_Given exercise_. Please reproduce every record, keeping each one exactly as written.

_Data provided_.

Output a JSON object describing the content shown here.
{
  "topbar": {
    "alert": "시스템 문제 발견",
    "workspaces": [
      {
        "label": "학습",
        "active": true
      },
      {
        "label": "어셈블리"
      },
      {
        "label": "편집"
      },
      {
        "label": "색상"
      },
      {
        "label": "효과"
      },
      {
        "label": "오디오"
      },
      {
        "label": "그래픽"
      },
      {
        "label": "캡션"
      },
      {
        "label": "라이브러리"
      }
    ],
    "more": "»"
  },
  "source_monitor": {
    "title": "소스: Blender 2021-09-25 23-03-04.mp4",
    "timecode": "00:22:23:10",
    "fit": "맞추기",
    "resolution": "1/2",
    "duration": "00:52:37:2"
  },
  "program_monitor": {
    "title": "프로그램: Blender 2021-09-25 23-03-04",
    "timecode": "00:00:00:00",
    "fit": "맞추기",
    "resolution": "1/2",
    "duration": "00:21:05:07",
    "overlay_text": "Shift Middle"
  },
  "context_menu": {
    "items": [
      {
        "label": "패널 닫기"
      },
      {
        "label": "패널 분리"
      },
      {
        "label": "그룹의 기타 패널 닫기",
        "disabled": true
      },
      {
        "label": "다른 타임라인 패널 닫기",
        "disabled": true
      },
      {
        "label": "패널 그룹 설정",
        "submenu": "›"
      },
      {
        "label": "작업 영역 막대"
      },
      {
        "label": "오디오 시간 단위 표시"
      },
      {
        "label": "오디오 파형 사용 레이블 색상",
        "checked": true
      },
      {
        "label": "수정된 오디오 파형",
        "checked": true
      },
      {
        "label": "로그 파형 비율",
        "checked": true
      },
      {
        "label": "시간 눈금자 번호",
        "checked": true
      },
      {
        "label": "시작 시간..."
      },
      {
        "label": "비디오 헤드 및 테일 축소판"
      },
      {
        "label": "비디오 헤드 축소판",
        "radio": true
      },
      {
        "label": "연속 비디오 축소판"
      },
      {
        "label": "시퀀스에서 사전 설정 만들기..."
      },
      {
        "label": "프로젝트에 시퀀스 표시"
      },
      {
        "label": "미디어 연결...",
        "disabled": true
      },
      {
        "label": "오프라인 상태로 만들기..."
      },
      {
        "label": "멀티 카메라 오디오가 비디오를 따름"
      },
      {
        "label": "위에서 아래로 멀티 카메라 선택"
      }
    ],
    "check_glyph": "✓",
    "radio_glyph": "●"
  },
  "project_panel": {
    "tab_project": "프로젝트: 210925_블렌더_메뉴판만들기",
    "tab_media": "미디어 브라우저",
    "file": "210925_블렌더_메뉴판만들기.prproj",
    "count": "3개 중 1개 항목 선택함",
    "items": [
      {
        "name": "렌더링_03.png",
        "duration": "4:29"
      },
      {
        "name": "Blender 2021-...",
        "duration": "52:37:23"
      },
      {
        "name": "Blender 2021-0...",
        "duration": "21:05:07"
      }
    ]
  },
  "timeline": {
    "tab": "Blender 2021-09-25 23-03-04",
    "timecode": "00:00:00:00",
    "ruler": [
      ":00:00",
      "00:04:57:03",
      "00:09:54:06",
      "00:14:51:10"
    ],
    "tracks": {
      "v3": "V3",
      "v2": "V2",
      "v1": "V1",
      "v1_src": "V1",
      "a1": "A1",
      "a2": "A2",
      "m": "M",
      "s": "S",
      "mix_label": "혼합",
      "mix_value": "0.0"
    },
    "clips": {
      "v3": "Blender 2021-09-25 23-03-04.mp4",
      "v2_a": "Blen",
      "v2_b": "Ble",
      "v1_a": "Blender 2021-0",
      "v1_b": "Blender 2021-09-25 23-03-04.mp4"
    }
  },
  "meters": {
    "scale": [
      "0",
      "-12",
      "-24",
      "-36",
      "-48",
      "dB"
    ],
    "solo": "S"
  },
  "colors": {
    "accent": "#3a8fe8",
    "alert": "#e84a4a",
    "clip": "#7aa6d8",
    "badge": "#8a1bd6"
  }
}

_Completed task_.
Output a JSON object describing the content shown here.
{
  "topbar": {
    "alert": "시스템 문제 발견",
    "workspaces": [
      {
        "label": "학습",
        "active": true
      },
      {
        "label": "어셈블리"
      },
      {
        "label": "편집"
      },
      {
        "label": "색상"
      },
      {
        "label": "효과"
      },
      {
        "label": "오디오"
      },
      {
        "label": "그래픽"
      },
      {
        "label": "캡션"
      },
      {
        "label": "라이브러리"
      }
    ],
    "more": "»"
  },
  "source_monitor": {
    "title": "소스: Blender 2021-09-25 23-03-04.mp4",
    "timecode": "00:22:23:10",
    "fit": "맞추기",
    "resolution": "1/2",
    "duration": "00:52:37:2"
  },
  "program_monitor": {
    "title": "프로그램: Blender 2021-09-25 23-03-04",
    "timecode": "00:00:00:00",
    "fit": "맞추기",
    "resolution": "1/2",
    "duration": "00:21:05:07",
    "overlay_text": "Shift Middle"
  },
  "context_menu": {
    "items": [
      {
        "label": "패널 닫기"
      },
      {
        "label": "패널 분리"
      },
      {
        "label": "그룹의 기타 패널 닫기",
        "disabled": true
      },
      {
        "label": "다른 타임라인 패널 닫기",
        "disabled": true
      },
      {
        "label": "패널 그룹 설정",
        "submenu": "›"
      },
      {
        "label": "작업 영역 막대"
      },
      {
        "label": "오디오 시간 단위 표시"
      },
      {
        "label": "오디오 파형 사용 레이블 색상",
        "checked": true
      },
      {
        "label": "수정된 오디오 파형",
        "checked": true
      },
      {
        "label": "로그 파형 비율",
        "checked": true
      },
      {
        "label": "시간 눈금자 번호",
        "checked": true
      },
      {
        "label": "시작 시간..."
      },
      {
        "label": "비디오 헤드 및 테일 축소판"
      },
      {
        "label": "비디오 헤드 축소판",
        "radio": true
      },
      {
        "label": "연속 비디오 축소판"
      },
      {
        "label": "시퀀스에서 사전 설정 만들기..."
      },
      {
        "label": "프로젝트에 시퀀스 표시"
      },
      {
        "label": "미디어 연결...",
        "disabled": true
      },
      {
        "label": "오프라인 상태로 만들기..."
      },
      {
        "label": "멀티 카메라 오디오가 비디오를 따름"
      },
      {
        "label": "위에서 아래로 멀티 카메라 선택"
      }
    ],
    "check_glyph": "✓",
    "radio_glyph": "●"
  },
  "project_panel": {
    "tab_project": "프로젝트: 210925_블렌더_메뉴판만들기",
    "tab_media": "미디어 브라우저",
    "file": "210925_블렌더_메뉴판만들기.prproj",
    "count": "3개 중 1개 항목 선택함",
    "items": [
      {
        "name": "렌더링_03.png",
        "duration": "4:29"
      },
      {
        "name": "Blender 2021-...",
        "duration": "52:37:23"
      },
      {
        "name": "Blender 2021-0...",
        "duration": "21:05:07"
      }
    ]
  },
  "timeline": {
    "tab": "Blender 2021-09-25 23-03-04",
    "timecode": "00:00:00:00",
    "ruler": [
      ":00:00",
      "00:04:57:03",
      "00:09:54:06",
      "00:14:51:10"
    ],
    "tracks": {
      "v3": "V3",
      "v2": "V2",
      "v1": "V1",
      "v1_src": "V1",
      "a1": "A1",
      "a2": "A2",
      "m": "M",
      "s": "S",
      "mix_label": "혼합",
      "mix_value": "0.0"
    },
    "clips": {
      "v3": "Blender 2021-09-25 23-03-04.mp4",
      "v2_a": "Blen",
      "v2_b": "Ble",
      "v1_a": "Blender 2021-0",
      "v1_b": "Blender 2021-09-25 23-03-04.mp4"
    }
  },
  "meters": {
    "scale": [
      "0",
      "-12",
      "-24",
      "-36",
      "-48",
      "dB"
    ],
    "solo": "S"
  },
  "colors": {
    "accent": "#3a8fe8",
    "alert": "#e84a4a",
    "clip": "#7aa6d8",
    "badge": "#8a1bd6"
  }
}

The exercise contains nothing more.